**Task data**
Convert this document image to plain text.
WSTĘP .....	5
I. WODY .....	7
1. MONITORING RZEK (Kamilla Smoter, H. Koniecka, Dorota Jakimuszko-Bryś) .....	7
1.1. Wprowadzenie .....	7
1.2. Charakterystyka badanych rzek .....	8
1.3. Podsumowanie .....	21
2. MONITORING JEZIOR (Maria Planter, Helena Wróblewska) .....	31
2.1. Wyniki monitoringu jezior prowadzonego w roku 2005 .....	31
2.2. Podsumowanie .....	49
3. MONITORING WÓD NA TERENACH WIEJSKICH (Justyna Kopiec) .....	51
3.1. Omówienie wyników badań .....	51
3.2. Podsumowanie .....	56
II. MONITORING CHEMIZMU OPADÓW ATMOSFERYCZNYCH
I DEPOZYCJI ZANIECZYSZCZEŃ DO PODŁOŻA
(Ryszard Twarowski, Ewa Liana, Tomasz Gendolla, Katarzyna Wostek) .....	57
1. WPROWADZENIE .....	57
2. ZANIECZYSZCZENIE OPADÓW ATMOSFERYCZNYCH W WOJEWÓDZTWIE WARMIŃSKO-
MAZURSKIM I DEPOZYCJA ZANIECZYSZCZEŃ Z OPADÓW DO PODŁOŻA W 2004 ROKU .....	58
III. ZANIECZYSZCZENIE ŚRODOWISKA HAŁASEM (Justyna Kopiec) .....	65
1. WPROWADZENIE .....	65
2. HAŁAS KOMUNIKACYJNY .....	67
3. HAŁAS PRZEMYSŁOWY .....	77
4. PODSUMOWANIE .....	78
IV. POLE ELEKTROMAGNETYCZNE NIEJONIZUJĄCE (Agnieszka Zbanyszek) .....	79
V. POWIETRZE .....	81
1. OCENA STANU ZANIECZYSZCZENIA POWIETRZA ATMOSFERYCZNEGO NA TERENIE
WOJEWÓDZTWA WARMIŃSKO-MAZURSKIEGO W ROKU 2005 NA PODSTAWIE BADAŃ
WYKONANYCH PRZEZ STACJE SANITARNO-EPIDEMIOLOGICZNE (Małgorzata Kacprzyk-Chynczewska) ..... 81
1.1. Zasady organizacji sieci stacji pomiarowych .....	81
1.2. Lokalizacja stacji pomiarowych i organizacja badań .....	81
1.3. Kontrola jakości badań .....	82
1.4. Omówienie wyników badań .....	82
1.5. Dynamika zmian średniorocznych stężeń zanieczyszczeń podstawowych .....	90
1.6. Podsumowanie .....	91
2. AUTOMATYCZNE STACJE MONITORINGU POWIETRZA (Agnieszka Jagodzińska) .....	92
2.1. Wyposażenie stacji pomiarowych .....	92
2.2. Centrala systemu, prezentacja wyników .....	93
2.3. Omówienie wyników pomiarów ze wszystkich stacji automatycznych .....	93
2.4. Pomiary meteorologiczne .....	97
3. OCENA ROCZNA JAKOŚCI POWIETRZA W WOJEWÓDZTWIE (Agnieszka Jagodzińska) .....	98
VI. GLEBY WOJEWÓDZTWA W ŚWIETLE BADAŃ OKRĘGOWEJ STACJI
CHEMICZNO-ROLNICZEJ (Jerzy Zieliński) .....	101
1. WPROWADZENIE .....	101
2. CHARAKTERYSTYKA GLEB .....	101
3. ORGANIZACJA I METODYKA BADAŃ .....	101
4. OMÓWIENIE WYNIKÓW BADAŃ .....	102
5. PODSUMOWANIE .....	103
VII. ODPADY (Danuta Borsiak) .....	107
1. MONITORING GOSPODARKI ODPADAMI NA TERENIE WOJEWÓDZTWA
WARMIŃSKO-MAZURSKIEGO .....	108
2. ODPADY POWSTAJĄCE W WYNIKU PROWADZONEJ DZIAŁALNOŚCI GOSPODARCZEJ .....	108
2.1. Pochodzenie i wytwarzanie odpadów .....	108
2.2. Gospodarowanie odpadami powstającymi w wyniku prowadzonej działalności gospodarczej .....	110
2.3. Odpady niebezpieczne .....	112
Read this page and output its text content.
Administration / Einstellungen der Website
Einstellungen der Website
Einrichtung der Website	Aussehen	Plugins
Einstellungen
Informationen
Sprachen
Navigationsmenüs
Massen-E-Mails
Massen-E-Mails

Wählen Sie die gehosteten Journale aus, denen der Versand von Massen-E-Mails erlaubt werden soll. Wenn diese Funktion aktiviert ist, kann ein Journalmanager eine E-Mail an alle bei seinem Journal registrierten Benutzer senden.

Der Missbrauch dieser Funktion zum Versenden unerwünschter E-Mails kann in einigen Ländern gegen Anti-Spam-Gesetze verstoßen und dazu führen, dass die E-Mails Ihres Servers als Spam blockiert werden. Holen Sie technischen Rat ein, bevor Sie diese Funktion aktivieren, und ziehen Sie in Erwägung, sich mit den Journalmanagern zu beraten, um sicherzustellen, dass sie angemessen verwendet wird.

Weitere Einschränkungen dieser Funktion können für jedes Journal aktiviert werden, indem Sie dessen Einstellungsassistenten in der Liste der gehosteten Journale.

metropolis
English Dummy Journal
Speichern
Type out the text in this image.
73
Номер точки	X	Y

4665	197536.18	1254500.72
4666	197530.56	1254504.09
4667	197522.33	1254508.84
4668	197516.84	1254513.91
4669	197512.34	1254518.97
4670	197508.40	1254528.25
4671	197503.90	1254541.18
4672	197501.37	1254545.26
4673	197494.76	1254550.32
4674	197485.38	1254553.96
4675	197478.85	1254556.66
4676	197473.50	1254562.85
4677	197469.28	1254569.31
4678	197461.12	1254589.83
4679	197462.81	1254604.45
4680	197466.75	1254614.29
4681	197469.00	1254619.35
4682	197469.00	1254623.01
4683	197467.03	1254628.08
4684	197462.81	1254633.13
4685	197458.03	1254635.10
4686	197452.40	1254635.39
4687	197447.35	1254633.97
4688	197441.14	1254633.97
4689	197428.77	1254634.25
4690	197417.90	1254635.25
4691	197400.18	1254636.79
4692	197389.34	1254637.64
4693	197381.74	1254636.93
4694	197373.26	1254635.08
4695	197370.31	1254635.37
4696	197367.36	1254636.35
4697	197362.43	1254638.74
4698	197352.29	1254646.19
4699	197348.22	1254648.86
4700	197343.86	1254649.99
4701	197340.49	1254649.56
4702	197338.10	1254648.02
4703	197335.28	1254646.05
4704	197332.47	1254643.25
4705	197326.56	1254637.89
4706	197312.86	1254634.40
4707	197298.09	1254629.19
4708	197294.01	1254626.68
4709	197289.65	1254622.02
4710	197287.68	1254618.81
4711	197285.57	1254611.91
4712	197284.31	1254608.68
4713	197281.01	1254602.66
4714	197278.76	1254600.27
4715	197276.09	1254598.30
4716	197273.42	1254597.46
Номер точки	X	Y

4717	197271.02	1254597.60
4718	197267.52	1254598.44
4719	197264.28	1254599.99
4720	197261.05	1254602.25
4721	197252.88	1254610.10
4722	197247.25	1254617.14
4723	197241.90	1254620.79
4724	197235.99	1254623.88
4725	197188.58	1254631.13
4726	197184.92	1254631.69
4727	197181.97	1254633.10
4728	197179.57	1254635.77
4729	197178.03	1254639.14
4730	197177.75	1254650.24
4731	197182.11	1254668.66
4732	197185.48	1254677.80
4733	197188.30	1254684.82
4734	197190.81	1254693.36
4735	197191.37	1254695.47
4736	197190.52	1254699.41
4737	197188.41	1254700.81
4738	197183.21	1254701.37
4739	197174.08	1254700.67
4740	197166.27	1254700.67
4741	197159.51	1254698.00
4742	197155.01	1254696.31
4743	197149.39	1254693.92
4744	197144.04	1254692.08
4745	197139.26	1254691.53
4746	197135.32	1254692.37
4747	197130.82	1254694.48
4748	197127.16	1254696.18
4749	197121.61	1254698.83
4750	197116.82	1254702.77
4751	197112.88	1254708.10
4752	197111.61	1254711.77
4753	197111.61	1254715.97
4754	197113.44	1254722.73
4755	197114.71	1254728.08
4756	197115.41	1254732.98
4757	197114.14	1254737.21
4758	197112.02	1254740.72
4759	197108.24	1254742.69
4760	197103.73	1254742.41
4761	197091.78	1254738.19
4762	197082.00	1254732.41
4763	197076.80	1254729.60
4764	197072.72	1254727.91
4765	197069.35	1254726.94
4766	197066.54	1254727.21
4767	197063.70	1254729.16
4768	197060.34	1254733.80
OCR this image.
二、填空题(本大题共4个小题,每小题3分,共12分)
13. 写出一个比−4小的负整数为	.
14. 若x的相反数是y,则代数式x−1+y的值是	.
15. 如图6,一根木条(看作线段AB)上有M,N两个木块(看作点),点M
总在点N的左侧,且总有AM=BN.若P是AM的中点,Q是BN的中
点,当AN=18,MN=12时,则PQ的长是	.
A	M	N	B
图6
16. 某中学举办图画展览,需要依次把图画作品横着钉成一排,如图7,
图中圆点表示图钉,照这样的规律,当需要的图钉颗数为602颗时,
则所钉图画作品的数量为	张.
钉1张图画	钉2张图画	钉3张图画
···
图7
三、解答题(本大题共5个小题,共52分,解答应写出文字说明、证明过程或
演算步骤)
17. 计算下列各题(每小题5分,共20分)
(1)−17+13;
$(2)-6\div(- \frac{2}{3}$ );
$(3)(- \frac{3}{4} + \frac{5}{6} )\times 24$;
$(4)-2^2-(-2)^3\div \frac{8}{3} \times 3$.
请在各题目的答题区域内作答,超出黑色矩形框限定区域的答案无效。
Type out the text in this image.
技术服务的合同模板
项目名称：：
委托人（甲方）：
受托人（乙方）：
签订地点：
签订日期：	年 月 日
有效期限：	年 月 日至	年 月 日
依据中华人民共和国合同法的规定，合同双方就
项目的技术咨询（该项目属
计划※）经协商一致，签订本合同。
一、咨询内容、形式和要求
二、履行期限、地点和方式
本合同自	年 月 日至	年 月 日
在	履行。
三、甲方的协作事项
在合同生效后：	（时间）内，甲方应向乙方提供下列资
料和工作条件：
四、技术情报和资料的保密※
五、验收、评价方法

**What is needed**
Where does the word "ATMOSFERYCZNYCH" appear? Return each line that holds it.

**Task response**
II. MONITORING CHEMIZMU OPADÓW ATMOSFERYCZNYCH
2. ZANIECZYSZCZENIE OPADÓW ATMOSFERYCZNYCH W WOJEWÓDZTWIE WARMIŃSKO-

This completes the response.